-- Information given --
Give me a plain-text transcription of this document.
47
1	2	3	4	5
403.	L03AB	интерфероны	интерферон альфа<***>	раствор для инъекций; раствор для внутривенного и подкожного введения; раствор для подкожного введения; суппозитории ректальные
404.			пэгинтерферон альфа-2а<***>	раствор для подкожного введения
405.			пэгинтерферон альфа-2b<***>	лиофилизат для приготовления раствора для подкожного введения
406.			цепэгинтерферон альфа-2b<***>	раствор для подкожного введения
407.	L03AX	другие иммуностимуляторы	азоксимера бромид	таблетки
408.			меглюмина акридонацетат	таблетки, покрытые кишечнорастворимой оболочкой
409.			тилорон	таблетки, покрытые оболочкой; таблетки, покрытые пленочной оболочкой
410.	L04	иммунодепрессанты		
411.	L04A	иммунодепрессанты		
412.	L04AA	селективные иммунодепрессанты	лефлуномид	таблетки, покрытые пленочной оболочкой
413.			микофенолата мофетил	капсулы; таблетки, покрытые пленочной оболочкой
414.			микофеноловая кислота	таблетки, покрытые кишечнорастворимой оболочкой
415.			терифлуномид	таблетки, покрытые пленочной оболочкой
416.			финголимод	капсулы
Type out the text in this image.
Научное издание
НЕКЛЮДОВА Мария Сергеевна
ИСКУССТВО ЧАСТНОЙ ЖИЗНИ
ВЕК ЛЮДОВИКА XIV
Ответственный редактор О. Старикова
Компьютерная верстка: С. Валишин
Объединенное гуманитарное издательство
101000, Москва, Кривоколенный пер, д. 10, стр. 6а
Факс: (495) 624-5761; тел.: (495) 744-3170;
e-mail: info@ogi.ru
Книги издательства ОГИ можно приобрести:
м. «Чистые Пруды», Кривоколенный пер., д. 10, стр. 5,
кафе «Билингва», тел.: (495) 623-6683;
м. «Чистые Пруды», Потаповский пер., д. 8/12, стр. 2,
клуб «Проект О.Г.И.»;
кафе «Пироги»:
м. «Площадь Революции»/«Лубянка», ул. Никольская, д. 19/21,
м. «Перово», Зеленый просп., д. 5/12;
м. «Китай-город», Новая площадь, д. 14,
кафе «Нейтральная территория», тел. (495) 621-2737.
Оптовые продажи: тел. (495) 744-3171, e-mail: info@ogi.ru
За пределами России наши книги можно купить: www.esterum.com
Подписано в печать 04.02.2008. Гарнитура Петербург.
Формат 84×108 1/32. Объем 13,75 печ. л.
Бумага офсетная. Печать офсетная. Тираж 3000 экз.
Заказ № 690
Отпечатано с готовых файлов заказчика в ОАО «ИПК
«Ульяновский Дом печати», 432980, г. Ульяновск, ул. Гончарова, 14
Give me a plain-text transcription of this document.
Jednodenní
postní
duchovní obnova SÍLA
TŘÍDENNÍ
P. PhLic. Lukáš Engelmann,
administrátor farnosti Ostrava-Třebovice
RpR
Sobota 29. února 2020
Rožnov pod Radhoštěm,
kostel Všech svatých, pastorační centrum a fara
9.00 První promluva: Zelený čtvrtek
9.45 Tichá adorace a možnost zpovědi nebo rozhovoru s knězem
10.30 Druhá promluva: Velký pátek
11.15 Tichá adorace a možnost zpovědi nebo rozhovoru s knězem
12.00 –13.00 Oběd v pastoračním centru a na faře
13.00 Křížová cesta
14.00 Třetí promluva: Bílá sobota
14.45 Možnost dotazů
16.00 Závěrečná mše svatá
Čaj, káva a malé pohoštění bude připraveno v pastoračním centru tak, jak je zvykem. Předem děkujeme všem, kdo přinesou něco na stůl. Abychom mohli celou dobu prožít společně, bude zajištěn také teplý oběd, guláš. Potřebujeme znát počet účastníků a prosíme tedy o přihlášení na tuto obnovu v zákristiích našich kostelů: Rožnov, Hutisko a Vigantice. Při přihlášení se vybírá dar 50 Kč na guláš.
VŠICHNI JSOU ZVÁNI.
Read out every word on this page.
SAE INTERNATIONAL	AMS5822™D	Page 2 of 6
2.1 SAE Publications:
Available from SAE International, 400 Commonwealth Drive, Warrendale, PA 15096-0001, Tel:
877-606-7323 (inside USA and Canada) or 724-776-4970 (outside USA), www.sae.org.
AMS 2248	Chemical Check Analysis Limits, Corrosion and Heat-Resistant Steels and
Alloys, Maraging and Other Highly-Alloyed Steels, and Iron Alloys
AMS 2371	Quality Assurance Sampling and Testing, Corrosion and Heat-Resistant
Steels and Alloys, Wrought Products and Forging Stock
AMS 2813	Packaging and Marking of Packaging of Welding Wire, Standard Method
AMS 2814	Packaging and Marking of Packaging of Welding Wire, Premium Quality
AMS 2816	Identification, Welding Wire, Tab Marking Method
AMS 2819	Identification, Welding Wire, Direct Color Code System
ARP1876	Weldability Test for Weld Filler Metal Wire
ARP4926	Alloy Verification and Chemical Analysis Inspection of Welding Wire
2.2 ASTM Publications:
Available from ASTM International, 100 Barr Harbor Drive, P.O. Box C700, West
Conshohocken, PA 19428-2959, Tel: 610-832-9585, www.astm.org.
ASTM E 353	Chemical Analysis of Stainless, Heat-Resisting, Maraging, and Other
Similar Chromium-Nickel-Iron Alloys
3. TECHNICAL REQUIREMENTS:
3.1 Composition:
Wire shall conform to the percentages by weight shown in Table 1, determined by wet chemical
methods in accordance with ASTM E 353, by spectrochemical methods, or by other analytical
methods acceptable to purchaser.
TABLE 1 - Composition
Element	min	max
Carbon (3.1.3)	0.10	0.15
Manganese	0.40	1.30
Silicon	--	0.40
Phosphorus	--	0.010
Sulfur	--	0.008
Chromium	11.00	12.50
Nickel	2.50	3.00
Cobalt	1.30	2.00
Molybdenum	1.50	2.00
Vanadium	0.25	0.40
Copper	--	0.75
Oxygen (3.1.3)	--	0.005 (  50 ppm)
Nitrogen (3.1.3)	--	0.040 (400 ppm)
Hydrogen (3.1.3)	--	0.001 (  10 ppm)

-- Directions --
Set down the entries verbatim, leaving none out.

-- Written answer --
Give me a plain-text transcription of this document.
47
1	2	3	4	5
403.	L03AB	интерфероны	интерферон альфа<***>	раствор для инъекций; раствор для внутривенного и подкожного введения; раствор для подкожного введения; суппозитории ректальные
404.			пэгинтерферон альфа-2а<***>	раствор для подкожного введения
405.			пэгинтерферон альфа-2b<***>	лиофилизат для приготовления раствора для подкожного введения
406.			цепэгинтерферон альфа-2b<***>	раствор для подкожного введения
407.	L03AX	другие иммуностимуляторы	азоксимера бромид	таблетки
408.			меглюмина акридонацетат	таблетки, покрытые кишечнорастворимой оболочкой
409.			тилорон	таблетки, покрытые оболочкой; таблетки, покрытые пленочной оболочкой
410.	L04	иммунодепрессанты		
411.	L04A	иммунодепрессанты		
412.	L04AA	селективные иммунодепрессанты	лефлуномид	таблетки, покрытые пленочной оболочкой
413.			микофенолата мофетил	капсулы; таблетки, покрытые пленочной оболочкой
414.			микофеноловая кислота	таблетки, покрытые кишечнорастворимой оболочкой
415.			терифлуномид	таблетки, покрытые пленочной оболочкой
416.			финголимод	капсулы
Type out the text in this image.
Научное издание
НЕКЛЮДОВА Мария Сергеевна
ИСКУССТВО ЧАСТНОЙ ЖИЗНИ
ВЕК ЛЮДОВИКА XIV
Ответственный редактор О. Старикова
Компьютерная верстка: С. Валишин
Объединенное гуманитарное издательство
101000, Москва, Кривоколенный пер, д. 10, стр. 6а
Факс: (495) 624-5761; тел.: (495) 744-3170;
e-mail: info@ogi.ru
Книги издательства ОГИ можно приобрести:
м. «Чистые Пруды», Кривоколенный пер., д. 10, стр. 5,
кафе «Билингва», тел.: (495) 623-6683;
м. «Чистые Пруды», Потаповский пер., д. 8/12, стр. 2,
клуб «Проект О.Г.И.»;
кафе «Пироги»:
м. «Площадь Революции»/«Лубянка», ул. Никольская, д. 19/21,
м. «Перово», Зеленый просп., д. 5/12;
м. «Китай-город», Новая площадь, д. 14,
кафе «Нейтральная территория», тел. (495) 621-2737.
Оптовые продажи: тел. (495) 744-3171, e-mail: info@ogi.ru
За пределами России наши книги можно купить: www.esterum.com
Подписано в печать 04.02.2008. Гарнитура Петербург.
Формат 84×108 1/32. Объем 13,75 печ. л.
Бумага офсетная. Печать офсетная. Тираж 3000 экз.
Заказ № 690
Отпечатано с готовых файлов заказчика в ОАО «ИПК
«Ульяновский Дом печати», 432980, г. Ульяновск, ул. Гончарова, 14
Give me a plain-text transcription of this document.
Jednodenní
postní
duchovní obnova SÍLA
TŘÍDENNÍ
P. PhLic. Lukáš Engelmann,
administrátor farnosti Ostrava-Třebovice
RpR
Sobota 29. února 2020
Rožnov pod Radhoštěm,
kostel Všech svatých, pastorační centrum a fara
9.00 První promluva: Zelený čtvrtek
9.45 Tichá adorace a možnost zpovědi nebo rozhovoru s knězem
10.30 Druhá promluva: Velký pátek
11.15 Tichá adorace a možnost zpovědi nebo rozhovoru s knězem
12.00 –13.00 Oběd v pastoračním centru a na faře
13.00 Křížová cesta
14.00 Třetí promluva: Bílá sobota
14.45 Možnost dotazů
16.00 Závěrečná mše svatá
Čaj, káva a malé pohoštění bude připraveno v pastoračním centru tak, jak je zvykem. Předem děkujeme všem, kdo přinesou něco na stůl. Abychom mohli celou dobu prožít společně, bude zajištěn také teplý oběd, guláš. Potřebujeme znát počet účastníků a prosíme tedy o přihlášení na tuto obnovu v zákristiích našich kostelů: Rožnov, Hutisko a Vigantice. Při přihlášení se vybírá dar 50 Kč na guláš.
VŠICHNI JSOU ZVÁNI.
Read out every word on this page.
SAE INTERNATIONAL	AMS5822™D	Page 2 of 6
2.1 SAE Publications:
Available from SAE International, 400 Commonwealth Drive, Warrendale, PA 15096-0001, Tel:
877-606-7323 (inside USA and Canada) or 724-776-4970 (outside USA), www.sae.org.
AMS 2248	Chemical Check Analysis Limits, Corrosion and Heat-Resistant Steels and
Alloys, Maraging and Other Highly-Alloyed Steels, and Iron Alloys
AMS 2371	Quality Assurance Sampling and Testing, Corrosion and Heat-Resistant
Steels and Alloys, Wrought Products and Forging Stock
AMS 2813	Packaging and Marking of Packaging of Welding Wire, Standard Method
AMS 2814	Packaging and Marking of Packaging of Welding Wire, Premium Quality
AMS 2816	Identification, Welding Wire, Tab Marking Method
AMS 2819	Identification, Welding Wire, Direct Color Code System
ARP1876	Weldability Test for Weld Filler Metal Wire
ARP4926	Alloy Verification and Chemical Analysis Inspection of Welding Wire
2.2 ASTM Publications:
Available from ASTM International, 100 Barr Harbor Drive, P.O. Box C700, West
Conshohocken, PA 19428-2959, Tel: 610-832-9585, www.astm.org.
ASTM E 353	Chemical Analysis of Stainless, Heat-Resisting, Maraging, and Other
Similar Chromium-Nickel-Iron Alloys
3. TECHNICAL REQUIREMENTS:
3.1 Composition:
Wire shall conform to the percentages by weight shown in Table 1, determined by wet chemical
methods in accordance with ASTM E 353, by spectrochemical methods, or by other analytical
methods acceptable to purchaser.
TABLE 1 - Composition
Element	min	max
Carbon (3.1.3)	0.10	0.15
Manganese	0.40	1.30
Silicon	--	0.40
Phosphorus	--	0.010
Sulfur	--	0.008
Chromium	11.00	12.50
Nickel	2.50	3.00
Cobalt	1.30	2.00
Molybdenum	1.50	2.00
Vanadium	0.25	0.40
Copper	--	0.75
Oxygen (3.1.3)	--	0.005 (  50 ppm)
Nitrogen (3.1.3)	--	0.040 (400 ppm)
Hydrogen (3.1.3)	--	0.001 (  10 ppm)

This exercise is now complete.